* [Short task] List every lens named in the photography gear text below.

* [Text block]

******************************

Disclaimer: Please note that some of the links below are affiliate links and I will earn a commission if you purchase through those links. I use all of the products listed below and recommend them because I use them and believe that you would enjoy using them too. Please let me know if you have any questions about anything listed below!

“The picture that you took with your camera is the imagination
you want to create with reality.”


I guess you would buy your first DSLR camera with a kit lens. But do not forget: there is another option too: <em>buy the camera body and the desired lens individually. This way you invest almost the same amount of money and you don’t have to wait for the opportunity to get the lens you desire.

My choice was the small but smart Canon EOS 200D camera body and a Canon EF 50mm f/1.8 prime lens. And yes, it’s really that small, so easy to deal with when I’m shooting from hand too.

As I needed versatile shots for different jobs, I got myself a Canon EF 100mm f/2.8 lens for macro photography, and for wide-angle shots a Canon EF-S 24mm f/2.8 lens too.

I think it’s the best idea to invest in proper batteries for your camera since there is nothing more painful than a few hundred pounds of extra cost in case of cheap battery damages to your beloved camera.


I use the official Canon EOS Utility 3 software for tethered captures while keeping my camera on the tripod I can modify my scene in real-time which provides repeatability, which is crucial. My camera can connect to my laptop wireless, but I’ve found it slows down the processing at motion captures when I have to take multiple images in a short period of time, so I’ve invested in a TetherPro cable.

My new favorite tool is a heavy-duty laptop stand, which makes my life much easier by the opportunity to move my laptop around while tethering.

******************************

* [Data excerpt]
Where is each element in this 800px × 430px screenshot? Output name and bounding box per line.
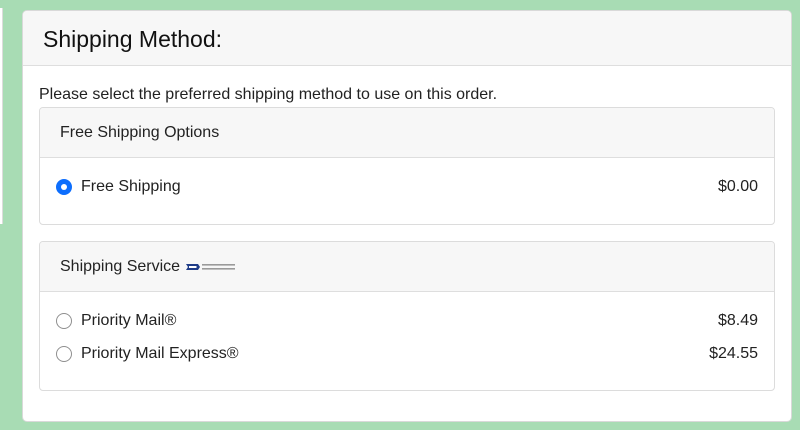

******************************

* [The result]
- Canon EF 50mm f/1.8 prime lens
- Canon EF 100mm f/2.8 lens
- Canon EF-S 24mm f/2.8 lens